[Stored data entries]
+--

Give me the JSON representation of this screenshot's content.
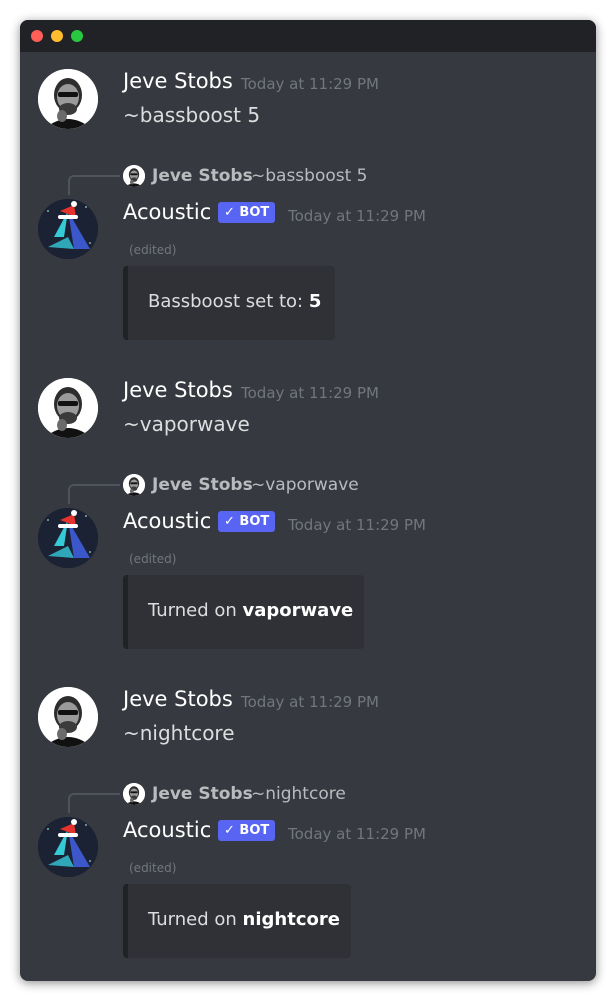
{
  "window": {
    "controls": [
      "close",
      "minimize",
      "maximize"
    ]
  },
  "messages": [
    {
      "user": {
        "name": "Jeve Stobs",
        "time": "Today at 11:29 PM",
        "text": "~bassboost 5"
      },
      "bot": {
        "reply_name": "Jeve Stobs",
        "reply_text": "~bassboost 5",
        "name": "Acoustic",
        "badge": "BOT",
        "time": "Today at 11:29 PM",
        "edited": "(edited)",
        "embed_prefix": "Bassboost set to: ",
        "embed_bold": "5"
      }
    },
    {
      "user": {
        "name": "Jeve Stobs",
        "time": "Today at 11:29 PM",
        "text": "~vaporwave"
      },
      "bot": {
        "reply_name": "Jeve Stobs",
        "reply_text": "~vaporwave",
        "name": "Acoustic",
        "badge": "BOT",
        "time": "Today at 11:29 PM",
        "edited": "(edited)",
        "embed_prefix": "Turned on ",
        "embed_bold": "vaporwave"
      }
    },
    {
      "user": {
        "name": "Jeve Stobs",
        "time": "Today at 11:29 PM",
        "text": "~nightcore"
      },
      "bot": {
        "reply_name": "Jeve Stobs",
        "reply_text": "~nightcore",
        "name": "Acoustic",
        "badge": "BOT",
        "time": "Today at 11:29 PM",
        "edited": "(edited)",
        "embed_prefix": "Turned on ",
        "embed_bold": "nightcore"
      }
    }
  ],
  "colors": {
    "background": "#36393f",
    "titlebar": "#202225",
    "bot_badge": "#5865f2",
    "embed_bg": "#2f3136",
    "timestamp": "#72767d"
  }
}
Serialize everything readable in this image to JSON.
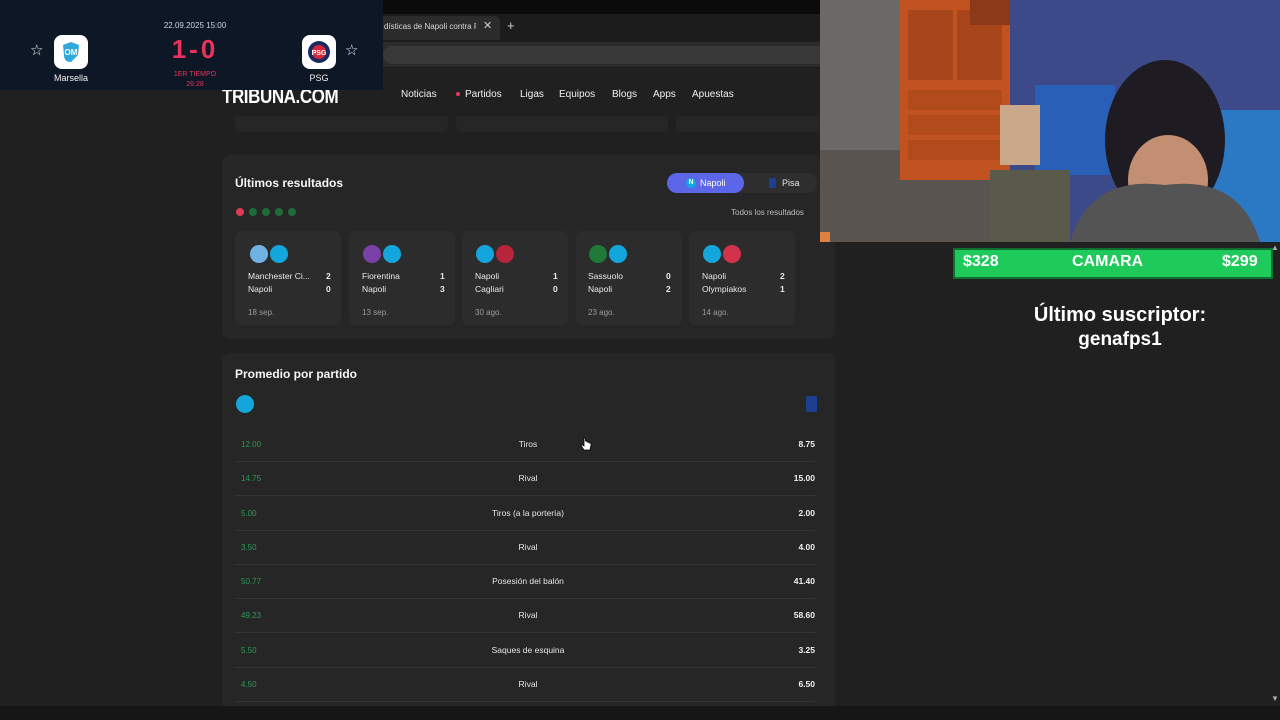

+--

_What is needed_: Find the lines with the string "vaporwave" and reproduce them.

_Response to the exercise_:
        "text": "~vaporwave"
        "reply_text": "~vaporwave",
        "embed_bold": "vaporwave"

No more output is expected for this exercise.